Items from a figure collection:
---
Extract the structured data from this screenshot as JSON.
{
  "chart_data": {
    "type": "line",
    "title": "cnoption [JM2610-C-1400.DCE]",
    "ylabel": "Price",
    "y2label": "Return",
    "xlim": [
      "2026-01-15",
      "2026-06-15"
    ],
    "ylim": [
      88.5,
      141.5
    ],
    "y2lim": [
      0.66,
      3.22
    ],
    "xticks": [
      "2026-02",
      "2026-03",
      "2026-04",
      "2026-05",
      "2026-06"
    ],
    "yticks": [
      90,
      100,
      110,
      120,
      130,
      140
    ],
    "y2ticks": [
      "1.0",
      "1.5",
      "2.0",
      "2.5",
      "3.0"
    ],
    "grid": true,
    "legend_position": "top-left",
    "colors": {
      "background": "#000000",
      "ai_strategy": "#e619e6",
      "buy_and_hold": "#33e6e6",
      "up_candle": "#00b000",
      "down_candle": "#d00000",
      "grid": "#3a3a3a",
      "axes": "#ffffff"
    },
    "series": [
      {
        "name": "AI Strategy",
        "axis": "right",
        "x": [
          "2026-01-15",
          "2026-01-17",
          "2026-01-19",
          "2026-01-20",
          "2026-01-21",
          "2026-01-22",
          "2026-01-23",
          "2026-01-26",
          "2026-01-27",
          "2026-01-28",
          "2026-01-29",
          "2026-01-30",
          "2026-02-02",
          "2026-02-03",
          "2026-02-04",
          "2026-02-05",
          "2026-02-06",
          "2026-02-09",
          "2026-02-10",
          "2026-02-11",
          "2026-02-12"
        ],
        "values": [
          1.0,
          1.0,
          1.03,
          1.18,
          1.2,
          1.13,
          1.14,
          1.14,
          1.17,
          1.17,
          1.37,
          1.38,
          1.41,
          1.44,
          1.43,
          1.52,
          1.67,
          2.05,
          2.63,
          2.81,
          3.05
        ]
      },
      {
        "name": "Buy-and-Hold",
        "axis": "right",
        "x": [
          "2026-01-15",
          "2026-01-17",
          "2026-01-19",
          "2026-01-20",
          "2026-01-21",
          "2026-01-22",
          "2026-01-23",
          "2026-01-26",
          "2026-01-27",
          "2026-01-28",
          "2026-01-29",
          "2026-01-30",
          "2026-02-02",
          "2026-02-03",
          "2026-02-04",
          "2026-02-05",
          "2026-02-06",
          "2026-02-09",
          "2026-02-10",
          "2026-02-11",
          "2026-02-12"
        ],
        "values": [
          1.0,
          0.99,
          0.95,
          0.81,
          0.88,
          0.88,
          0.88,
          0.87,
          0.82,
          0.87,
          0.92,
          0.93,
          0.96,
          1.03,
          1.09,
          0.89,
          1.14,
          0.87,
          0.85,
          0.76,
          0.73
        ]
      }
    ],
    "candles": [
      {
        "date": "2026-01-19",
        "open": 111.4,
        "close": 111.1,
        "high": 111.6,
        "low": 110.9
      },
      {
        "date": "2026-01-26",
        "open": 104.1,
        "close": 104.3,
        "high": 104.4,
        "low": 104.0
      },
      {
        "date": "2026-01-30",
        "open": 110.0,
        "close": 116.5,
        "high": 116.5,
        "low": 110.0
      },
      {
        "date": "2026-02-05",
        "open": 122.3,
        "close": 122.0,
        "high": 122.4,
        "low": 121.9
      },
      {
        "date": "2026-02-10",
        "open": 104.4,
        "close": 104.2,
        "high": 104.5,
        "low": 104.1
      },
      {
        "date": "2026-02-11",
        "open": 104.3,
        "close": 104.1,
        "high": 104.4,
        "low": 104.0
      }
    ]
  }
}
---
- _Set task_
Pull out every line in the material above where "high" occurs.

- _Full answer_
        "high": 111.6,
        "high": 104.4,
        "high": 116.5,
        "high": 122.4,
        "high": 104.5,
        "high": 104.4,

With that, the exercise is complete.